### Recorded information:
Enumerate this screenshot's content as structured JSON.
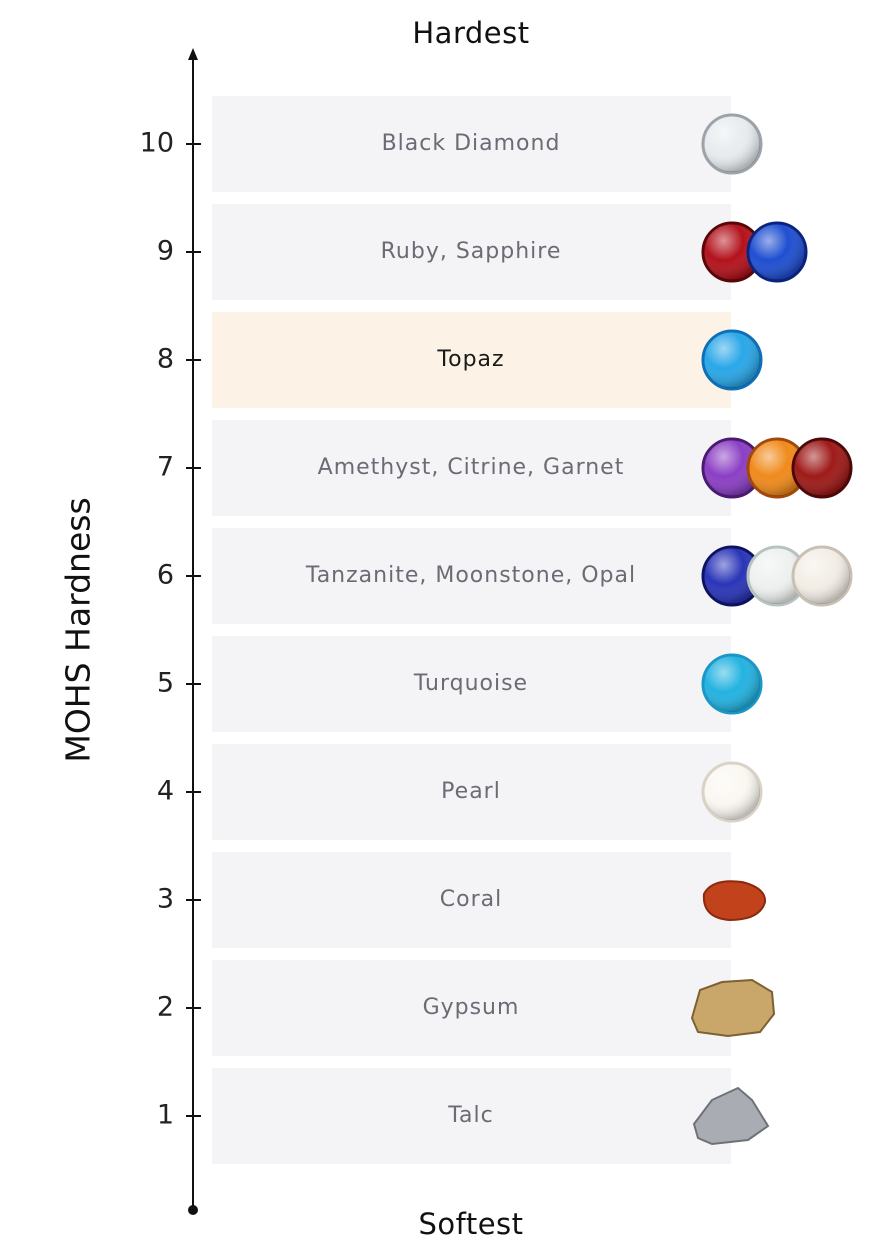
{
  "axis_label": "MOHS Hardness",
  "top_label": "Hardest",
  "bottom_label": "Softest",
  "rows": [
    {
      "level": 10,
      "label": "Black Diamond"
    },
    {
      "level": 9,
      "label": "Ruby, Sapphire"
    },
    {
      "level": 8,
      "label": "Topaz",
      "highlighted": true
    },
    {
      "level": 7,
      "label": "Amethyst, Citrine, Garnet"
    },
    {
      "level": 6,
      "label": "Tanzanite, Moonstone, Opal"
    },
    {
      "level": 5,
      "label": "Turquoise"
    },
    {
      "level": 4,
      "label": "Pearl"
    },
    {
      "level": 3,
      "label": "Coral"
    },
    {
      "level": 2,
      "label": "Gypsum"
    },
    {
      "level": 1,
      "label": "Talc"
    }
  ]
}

### Exercise:
Working from the material above, transcribe it exactly while omitting pictures.

### Answer for the task:
Enumerate this screenshot's content as structured JSON.
{
  "axis_label": "MOHS Hardness",
  "top_label": "Hardest",
  "bottom_label": "Softest",
  "rows": [
    {
      "level": 10,
      "label": "Black Diamond"
    },
    {
      "level": 9,
      "label": "Ruby, Sapphire"
    },
    {
      "level": 8,
      "label": "Topaz",
      "highlighted": true
    },
    {
      "level": 7,
      "label": "Amethyst, Citrine, Garnet"
    },
    {
      "level": 6,
      "label": "Tanzanite, Moonstone, Opal"
    },
    {
      "level": 5,
      "label": "Turquoise"
    },
    {
      "level": 4,
      "label": "Pearl"
    },
    {
      "level": 3,
      "label": "Coral"
    },
    {
      "level": 2,
      "label": "Gypsum"
    },
    {
      "level": 1,
      "label": "Talc"
    }
  ]
}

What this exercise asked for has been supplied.